• [TASK INPUT]

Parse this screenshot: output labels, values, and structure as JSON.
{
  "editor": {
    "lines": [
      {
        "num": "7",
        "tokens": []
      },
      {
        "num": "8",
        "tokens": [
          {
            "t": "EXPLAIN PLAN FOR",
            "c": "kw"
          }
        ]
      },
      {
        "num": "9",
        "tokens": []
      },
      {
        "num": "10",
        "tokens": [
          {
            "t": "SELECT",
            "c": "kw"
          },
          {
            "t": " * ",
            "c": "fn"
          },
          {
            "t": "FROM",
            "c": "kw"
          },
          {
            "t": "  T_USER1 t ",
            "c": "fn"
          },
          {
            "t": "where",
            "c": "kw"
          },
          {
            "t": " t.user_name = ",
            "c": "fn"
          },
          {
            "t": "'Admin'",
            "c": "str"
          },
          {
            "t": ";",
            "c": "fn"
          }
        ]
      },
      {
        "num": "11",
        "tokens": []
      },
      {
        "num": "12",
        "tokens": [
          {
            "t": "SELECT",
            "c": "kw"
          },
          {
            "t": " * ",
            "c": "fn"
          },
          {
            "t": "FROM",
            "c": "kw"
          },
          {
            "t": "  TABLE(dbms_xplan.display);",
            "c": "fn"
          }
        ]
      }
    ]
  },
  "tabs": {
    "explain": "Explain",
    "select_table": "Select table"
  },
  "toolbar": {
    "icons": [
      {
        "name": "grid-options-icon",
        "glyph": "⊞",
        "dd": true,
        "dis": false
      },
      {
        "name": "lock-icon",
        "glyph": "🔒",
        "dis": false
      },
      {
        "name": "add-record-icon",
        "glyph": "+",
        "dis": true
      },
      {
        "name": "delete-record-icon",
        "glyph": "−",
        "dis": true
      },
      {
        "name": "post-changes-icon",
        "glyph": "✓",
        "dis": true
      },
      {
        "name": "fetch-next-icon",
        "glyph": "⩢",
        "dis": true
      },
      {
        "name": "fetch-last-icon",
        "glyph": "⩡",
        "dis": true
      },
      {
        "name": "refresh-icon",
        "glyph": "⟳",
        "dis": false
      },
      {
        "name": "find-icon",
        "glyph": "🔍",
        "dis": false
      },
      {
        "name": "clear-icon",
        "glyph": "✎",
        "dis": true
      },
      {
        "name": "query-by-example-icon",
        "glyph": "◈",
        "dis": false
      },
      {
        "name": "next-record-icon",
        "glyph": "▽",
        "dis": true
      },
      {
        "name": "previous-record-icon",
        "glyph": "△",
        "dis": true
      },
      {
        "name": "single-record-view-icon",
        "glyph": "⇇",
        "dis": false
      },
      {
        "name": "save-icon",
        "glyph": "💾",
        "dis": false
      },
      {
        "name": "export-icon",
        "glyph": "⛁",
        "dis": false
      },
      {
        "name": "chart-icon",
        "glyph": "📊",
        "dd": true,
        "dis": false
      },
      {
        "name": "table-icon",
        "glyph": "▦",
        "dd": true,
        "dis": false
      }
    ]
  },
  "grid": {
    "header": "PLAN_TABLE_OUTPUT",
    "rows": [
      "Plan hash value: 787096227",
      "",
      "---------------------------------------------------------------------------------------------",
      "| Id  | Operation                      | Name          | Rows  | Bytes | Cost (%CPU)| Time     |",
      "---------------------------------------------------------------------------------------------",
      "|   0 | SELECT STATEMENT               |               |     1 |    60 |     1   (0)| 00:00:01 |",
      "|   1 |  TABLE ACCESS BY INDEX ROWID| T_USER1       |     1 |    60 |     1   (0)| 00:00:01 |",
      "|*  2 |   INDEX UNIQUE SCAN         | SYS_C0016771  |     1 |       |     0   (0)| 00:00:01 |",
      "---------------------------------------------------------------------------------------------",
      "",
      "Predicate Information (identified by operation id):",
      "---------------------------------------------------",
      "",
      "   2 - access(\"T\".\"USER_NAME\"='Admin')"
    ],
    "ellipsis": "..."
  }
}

• [WHAT YOU HAVE TO DO] Make an exact copy of the data above.

• [WRITTEN RESPONSE]
Parse this screenshot: output labels, values, and structure as JSON.
{
  "editor": {
    "lines": [
      {
        "num": "7",
        "tokens": []
      },
      {
        "num": "8",
        "tokens": [
          {
            "t": "EXPLAIN PLAN FOR",
            "c": "kw"
          }
        ]
      },
      {
        "num": "9",
        "tokens": []
      },
      {
        "num": "10",
        "tokens": [
          {
            "t": "SELECT",
            "c": "kw"
          },
          {
            "t": " * ",
            "c": "fn"
          },
          {
            "t": "FROM",
            "c": "kw"
          },
          {
            "t": "  T_USER1 t ",
            "c": "fn"
          },
          {
            "t": "where",
            "c": "kw"
          },
          {
            "t": " t.user_name = ",
            "c": "fn"
          },
          {
            "t": "'Admin'",
            "c": "str"
          },
          {
            "t": ";",
            "c": "fn"
          }
        ]
      },
      {
        "num": "11",
        "tokens": []
      },
      {
        "num": "12",
        "tokens": [
          {
            "t": "SELECT",
            "c": "kw"
          },
          {
            "t": " * ",
            "c": "fn"
          },
          {
            "t": "FROM",
            "c": "kw"
          },
          {
            "t": "  TABLE(dbms_xplan.display);",
            "c": "fn"
          }
        ]
      }
    ]
  },
  "tabs": {
    "explain": "Explain",
    "select_table": "Select table"
  },
  "toolbar": {
    "icons": [
      {
        "name": "grid-options-icon",
        "glyph": "⊞",
        "dd": true,
        "dis": false
      },
      {
        "name": "lock-icon",
        "glyph": "🔒",
        "dis": false
      },
      {
        "name": "add-record-icon",
        "glyph": "+",
        "dis": true
      },
      {
        "name": "delete-record-icon",
        "glyph": "−",
        "dis": true
      },
      {
        "name": "post-changes-icon",
        "glyph": "✓",
        "dis": true
      },
      {
        "name": "fetch-next-icon",
        "glyph": "⩢",
        "dis": true
      },
      {
        "name": "fetch-last-icon",
        "glyph": "⩡",
        "dis": true
      },
      {
        "name": "refresh-icon",
        "glyph": "⟳",
        "dis": false
      },
      {
        "name": "find-icon",
        "glyph": "🔍",
        "dis": false
      },
      {
        "name": "clear-icon",
        "glyph": "✎",
        "dis": true
      },
      {
        "name": "query-by-example-icon",
        "glyph": "◈",
        "dis": false
      },
      {
        "name": "next-record-icon",
        "glyph": "▽",
        "dis": true
      },
      {
        "name": "previous-record-icon",
        "glyph": "△",
        "dis": true
      },
      {
        "name": "single-record-view-icon",
        "glyph": "⇇",
        "dis": false
      },
      {
        "name": "save-icon",
        "glyph": "💾",
        "dis": false
      },
      {
        "name": "export-icon",
        "glyph": "⛁",
        "dis": false
      },
      {
        "name": "chart-icon",
        "glyph": "📊",
        "dd": true,
        "dis": false
      },
      {
        "name": "table-icon",
        "glyph": "▦",
        "dd": true,
        "dis": false
      }
    ]
  },
  "grid": {
    "header": "PLAN_TABLE_OUTPUT",
    "rows": [
      "Plan hash value: 787096227",
      "",
      "---------------------------------------------------------------------------------------------",
      "| Id  | Operation                      | Name          | Rows  | Bytes | Cost (%CPU)| Time     |",
      "---------------------------------------------------------------------------------------------",
      "|   0 | SELECT STATEMENT               |               |     1 |    60 |     1   (0)| 00:00:01 |",
      "|   1 |  TABLE ACCESS BY INDEX ROWID| T_USER1       |     1 |    60 |     1   (0)| 00:00:01 |",
      "|*  2 |   INDEX UNIQUE SCAN         | SYS_C0016771  |     1 |       |     0   (0)| 00:00:01 |",
      "---------------------------------------------------------------------------------------------",
      "",
      "Predicate Information (identified by operation id):",
      "---------------------------------------------------",
      "",
      "   2 - access(\"T\".\"USER_NAME\"='Admin')"
    ],
    "ellipsis": "..."
  }
}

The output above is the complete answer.